GIVEN EXERCISE ▸
Repeat each line exactly, leaving nothing out.

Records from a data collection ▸
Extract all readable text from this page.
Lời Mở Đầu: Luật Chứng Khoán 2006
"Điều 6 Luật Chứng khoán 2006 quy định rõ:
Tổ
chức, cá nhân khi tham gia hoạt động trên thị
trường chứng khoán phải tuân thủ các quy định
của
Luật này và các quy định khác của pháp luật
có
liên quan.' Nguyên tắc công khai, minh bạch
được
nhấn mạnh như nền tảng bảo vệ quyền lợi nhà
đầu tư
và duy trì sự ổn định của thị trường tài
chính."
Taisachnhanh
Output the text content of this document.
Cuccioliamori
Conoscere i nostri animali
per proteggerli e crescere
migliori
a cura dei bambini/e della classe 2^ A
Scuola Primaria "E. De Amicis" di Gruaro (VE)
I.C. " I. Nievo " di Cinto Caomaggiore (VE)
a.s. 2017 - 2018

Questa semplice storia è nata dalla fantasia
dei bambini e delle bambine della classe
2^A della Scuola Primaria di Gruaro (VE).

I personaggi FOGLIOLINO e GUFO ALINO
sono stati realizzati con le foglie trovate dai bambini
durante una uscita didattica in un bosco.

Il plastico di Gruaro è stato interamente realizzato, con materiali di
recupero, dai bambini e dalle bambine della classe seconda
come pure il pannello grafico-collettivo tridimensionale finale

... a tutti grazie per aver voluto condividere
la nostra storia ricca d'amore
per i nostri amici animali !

SOLUTION FOR THIS EXERCISE ▸
Extract all readable text from this page.
Lời Mở Đầu: Luật Chứng Khoán 2006
"Điều 6 Luật Chứng khoán 2006 quy định rõ:
Tổ
chức, cá nhân khi tham gia hoạt động trên thị
trường chứng khoán phải tuân thủ các quy định
của
Luật này và các quy định khác của pháp luật
có
liên quan.' Nguyên tắc công khai, minh bạch
được
nhấn mạnh như nền tảng bảo vệ quyền lợi nhà
đầu tư
và duy trì sự ổn định của thị trường tài
chính."
Taisachnhanh
Output the text content of this document.
Cuccioliamori
Conoscere i nostri animali
per proteggerli e crescere
migliori
a cura dei bambini/e della classe 2^ A
Scuola Primaria "E. De Amicis" di Gruaro (VE)
I.C. " I. Nievo " di Cinto Caomaggiore (VE)
a.s. 2017 - 2018

Questa semplice storia è nata dalla fantasia
dei bambini e delle bambine della classe
2^A della Scuola Primaria di Gruaro (VE).

I personaggi FOGLIOLINO e GUFO ALINO
sono stati realizzati con le foglie trovate dai bambini
durante una uscita didattica in un bosco.

Il plastico di Gruaro è stato interamente realizzato, con materiali di
recupero, dai bambini e dalle bambine della classe seconda
come pure il pannello grafico-collettivo tridimensionale finale

... a tutti grazie per aver voluto condividere
la nostra storia ricca d'amore
per i nostri amici animali !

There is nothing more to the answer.